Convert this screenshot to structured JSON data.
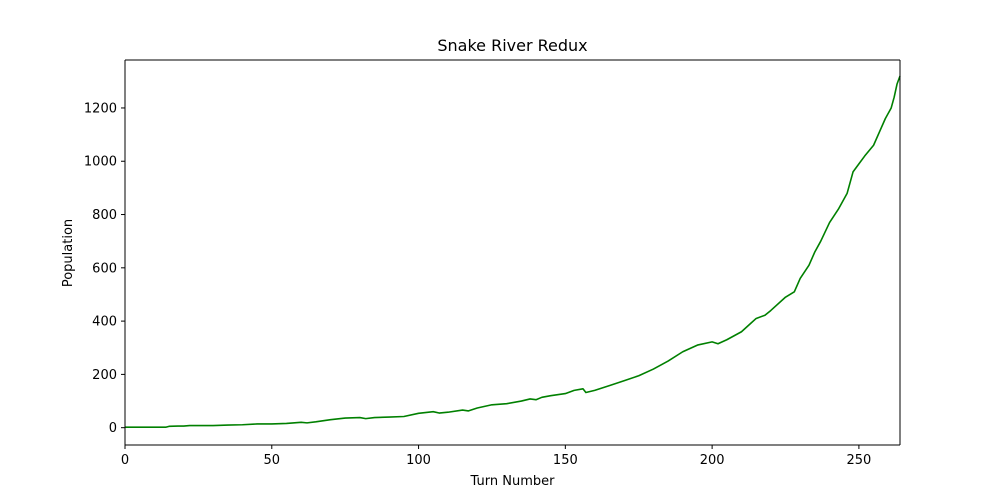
{
  "chart_data": {
    "type": "line",
    "title": "Snake River Redux",
    "xlabel": "Turn Number",
    "ylabel": "Population",
    "xlim": [
      0,
      264
    ],
    "ylim": [
      -65,
      1380
    ],
    "xticks": [
      "0",
      "50",
      "100",
      "150",
      "200",
      "250"
    ],
    "yticks": [
      "0",
      "200",
      "400",
      "600",
      "800",
      "1000",
      "1200"
    ],
    "grid": false,
    "legend": "none",
    "colors": {
      "line": "#008000",
      "axis": "#000000"
    },
    "series": [
      {
        "points": [
          [
            0,
            2
          ],
          [
            5,
            2
          ],
          [
            10,
            2
          ],
          [
            14,
            2
          ],
          [
            15,
            5
          ],
          [
            18,
            6
          ],
          [
            20,
            6
          ],
          [
            22,
            8
          ],
          [
            25,
            8
          ],
          [
            30,
            8
          ],
          [
            35,
            10
          ],
          [
            40,
            11
          ],
          [
            45,
            14
          ],
          [
            50,
            14
          ],
          [
            55,
            16
          ],
          [
            60,
            20
          ],
          [
            62,
            18
          ],
          [
            65,
            22
          ],
          [
            70,
            30
          ],
          [
            75,
            36
          ],
          [
            80,
            38
          ],
          [
            82,
            34
          ],
          [
            85,
            38
          ],
          [
            90,
            40
          ],
          [
            95,
            42
          ],
          [
            100,
            54
          ],
          [
            105,
            60
          ],
          [
            107,
            55
          ],
          [
            110,
            58
          ],
          [
            115,
            66
          ],
          [
            117,
            63
          ],
          [
            120,
            74
          ],
          [
            125,
            86
          ],
          [
            130,
            90
          ],
          [
            135,
            100
          ],
          [
            138,
            108
          ],
          [
            140,
            105
          ],
          [
            142,
            114
          ],
          [
            145,
            120
          ],
          [
            150,
            128
          ],
          [
            153,
            140
          ],
          [
            156,
            146
          ],
          [
            157,
            132
          ],
          [
            160,
            140
          ],
          [
            165,
            158
          ],
          [
            170,
            176
          ],
          [
            175,
            195
          ],
          [
            180,
            220
          ],
          [
            185,
            250
          ],
          [
            190,
            285
          ],
          [
            195,
            310
          ],
          [
            200,
            322
          ],
          [
            202,
            315
          ],
          [
            205,
            330
          ],
          [
            210,
            360
          ],
          [
            213,
            390
          ],
          [
            215,
            410
          ],
          [
            218,
            422
          ],
          [
            220,
            440
          ],
          [
            225,
            490
          ],
          [
            228,
            510
          ],
          [
            230,
            560
          ],
          [
            233,
            610
          ],
          [
            235,
            660
          ],
          [
            237,
            700
          ],
          [
            240,
            770
          ],
          [
            243,
            820
          ],
          [
            246,
            880
          ],
          [
            248,
            960
          ],
          [
            250,
            990
          ],
          [
            252,
            1020
          ],
          [
            255,
            1060
          ],
          [
            257,
            1110
          ],
          [
            259,
            1160
          ],
          [
            261,
            1200
          ],
          [
            262,
            1240
          ],
          [
            263,
            1290
          ],
          [
            264,
            1320
          ]
        ]
      }
    ]
  }
}
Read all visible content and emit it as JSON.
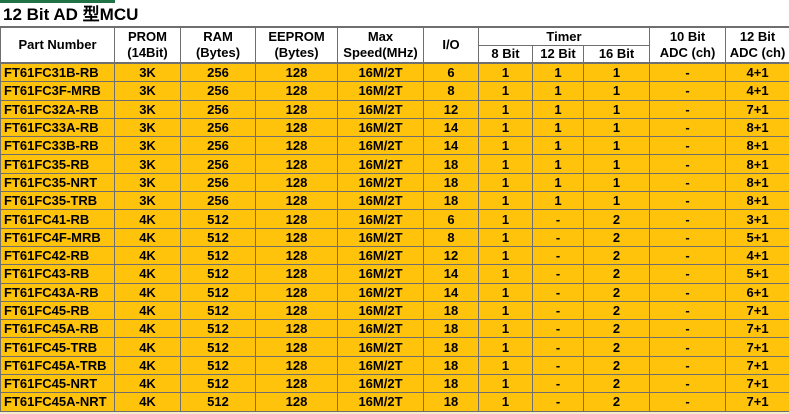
{
  "title": "12 Bit AD 型MCU",
  "colors": {
    "accent_bar": "#217346",
    "row_fill": "#ffc30b",
    "header_bg": "#ffffff",
    "grid": "#6f6f6f",
    "partial_row": "#f6eccb",
    "text": "#000000"
  },
  "table": {
    "headers": {
      "part_number": "Part Number",
      "prom": [
        "PROM",
        "(14Bit)"
      ],
      "ram": [
        "RAM",
        "(Bytes)"
      ],
      "eeprom": [
        "EEPROM",
        "(Bytes)"
      ],
      "max_speed": [
        "Max",
        "Speed(MHz)"
      ],
      "io": "I/O",
      "timer_group": "Timer",
      "timer_8": "8 Bit",
      "timer_12": "12 Bit",
      "timer_16": "16 Bit",
      "adc10": [
        "10 Bit",
        "ADC (ch)"
      ],
      "adc12": [
        "12 Bit",
        "ADC (ch)"
      ]
    },
    "rows": [
      {
        "part_number": "FT61FC31B-RB",
        "prom": "3K",
        "ram": "256",
        "eeprom": "128",
        "max_speed": "16M/2T",
        "io": "6",
        "timer_8bit": "1",
        "timer_12bit": "1",
        "timer_16bit": "1",
        "adc_10bit": "-",
        "adc_12bit": "4+1"
      },
      {
        "part_number": "FT61FC3F-MRB",
        "prom": "3K",
        "ram": "256",
        "eeprom": "128",
        "max_speed": "16M/2T",
        "io": "8",
        "timer_8bit": "1",
        "timer_12bit": "1",
        "timer_16bit": "1",
        "adc_10bit": "-",
        "adc_12bit": "4+1"
      },
      {
        "part_number": "FT61FC32A-RB",
        "prom": "3K",
        "ram": "256",
        "eeprom": "128",
        "max_speed": "16M/2T",
        "io": "12",
        "timer_8bit": "1",
        "timer_12bit": "1",
        "timer_16bit": "1",
        "adc_10bit": "-",
        "adc_12bit": "7+1"
      },
      {
        "part_number": "FT61FC33A-RB",
        "prom": "3K",
        "ram": "256",
        "eeprom": "128",
        "max_speed": "16M/2T",
        "io": "14",
        "timer_8bit": "1",
        "timer_12bit": "1",
        "timer_16bit": "1",
        "adc_10bit": "-",
        "adc_12bit": "8+1"
      },
      {
        "part_number": "FT61FC33B-RB",
        "prom": "3K",
        "ram": "256",
        "eeprom": "128",
        "max_speed": "16M/2T",
        "io": "14",
        "timer_8bit": "1",
        "timer_12bit": "1",
        "timer_16bit": "1",
        "adc_10bit": "-",
        "adc_12bit": "8+1"
      },
      {
        "part_number": "FT61FC35-RB",
        "prom": "3K",
        "ram": "256",
        "eeprom": "128",
        "max_speed": "16M/2T",
        "io": "18",
        "timer_8bit": "1",
        "timer_12bit": "1",
        "timer_16bit": "1",
        "adc_10bit": "-",
        "adc_12bit": "8+1"
      },
      {
        "part_number": "FT61FC35-NRT",
        "prom": "3K",
        "ram": "256",
        "eeprom": "128",
        "max_speed": "16M/2T",
        "io": "18",
        "timer_8bit": "1",
        "timer_12bit": "1",
        "timer_16bit": "1",
        "adc_10bit": "-",
        "adc_12bit": "8+1"
      },
      {
        "part_number": "FT61FC35-TRB",
        "prom": "3K",
        "ram": "256",
        "eeprom": "128",
        "max_speed": "16M/2T",
        "io": "18",
        "timer_8bit": "1",
        "timer_12bit": "1",
        "timer_16bit": "1",
        "adc_10bit": "-",
        "adc_12bit": "8+1"
      },
      {
        "part_number": "FT61FC41-RB",
        "prom": "4K",
        "ram": "512",
        "eeprom": "128",
        "max_speed": "16M/2T",
        "io": "6",
        "timer_8bit": "1",
        "timer_12bit": "-",
        "timer_16bit": "2",
        "adc_10bit": "-",
        "adc_12bit": "3+1"
      },
      {
        "part_number": "FT61FC4F-MRB",
        "prom": "4K",
        "ram": "512",
        "eeprom": "128",
        "max_speed": "16M/2T",
        "io": "8",
        "timer_8bit": "1",
        "timer_12bit": "-",
        "timer_16bit": "2",
        "adc_10bit": "-",
        "adc_12bit": "5+1"
      },
      {
        "part_number": "FT61FC42-RB",
        "prom": "4K",
        "ram": "512",
        "eeprom": "128",
        "max_speed": "16M/2T",
        "io": "12",
        "timer_8bit": "1",
        "timer_12bit": "-",
        "timer_16bit": "2",
        "adc_10bit": "-",
        "adc_12bit": "4+1"
      },
      {
        "part_number": "FT61FC43-RB",
        "prom": "4K",
        "ram": "512",
        "eeprom": "128",
        "max_speed": "16M/2T",
        "io": "14",
        "timer_8bit": "1",
        "timer_12bit": "-",
        "timer_16bit": "2",
        "adc_10bit": "-",
        "adc_12bit": "5+1"
      },
      {
        "part_number": "FT61FC43A-RB",
        "prom": "4K",
        "ram": "512",
        "eeprom": "128",
        "max_speed": "16M/2T",
        "io": "14",
        "timer_8bit": "1",
        "timer_12bit": "-",
        "timer_16bit": "2",
        "adc_10bit": "-",
        "adc_12bit": "6+1"
      },
      {
        "part_number": "FT61FC45-RB",
        "prom": "4K",
        "ram": "512",
        "eeprom": "128",
        "max_speed": "16M/2T",
        "io": "18",
        "timer_8bit": "1",
        "timer_12bit": "-",
        "timer_16bit": "2",
        "adc_10bit": "-",
        "adc_12bit": "7+1"
      },
      {
        "part_number": "FT61FC45A-RB",
        "prom": "4K",
        "ram": "512",
        "eeprom": "128",
        "max_speed": "16M/2T",
        "io": "18",
        "timer_8bit": "1",
        "timer_12bit": "-",
        "timer_16bit": "2",
        "adc_10bit": "-",
        "adc_12bit": "7+1"
      },
      {
        "part_number": "FT61FC45-TRB",
        "prom": "4K",
        "ram": "512",
        "eeprom": "128",
        "max_speed": "16M/2T",
        "io": "18",
        "timer_8bit": "1",
        "timer_12bit": "-",
        "timer_16bit": "2",
        "adc_10bit": "-",
        "adc_12bit": "7+1"
      },
      {
        "part_number": "FT61FC45A-TRB",
        "prom": "4K",
        "ram": "512",
        "eeprom": "128",
        "max_speed": "16M/2T",
        "io": "18",
        "timer_8bit": "1",
        "timer_12bit": "-",
        "timer_16bit": "2",
        "adc_10bit": "-",
        "adc_12bit": "7+1"
      },
      {
        "part_number": "FT61FC45-NRT",
        "prom": "4K",
        "ram": "512",
        "eeprom": "128",
        "max_speed": "16M/2T",
        "io": "18",
        "timer_8bit": "1",
        "timer_12bit": "-",
        "timer_16bit": "2",
        "adc_10bit": "-",
        "adc_12bit": "7+1"
      },
      {
        "part_number": "FT61FC45A-NRT",
        "prom": "4K",
        "ram": "512",
        "eeprom": "128",
        "max_speed": "16M/2T",
        "io": "18",
        "timer_8bit": "1",
        "timer_12bit": "-",
        "timer_16bit": "2",
        "adc_10bit": "-",
        "adc_12bit": "7+1"
      }
    ]
  }
}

Exercise brief
Search the data for "title". Copy every matching line.

Response
    "title": "Snake River Redux",
  "title": "12 Bit AD 型MCU",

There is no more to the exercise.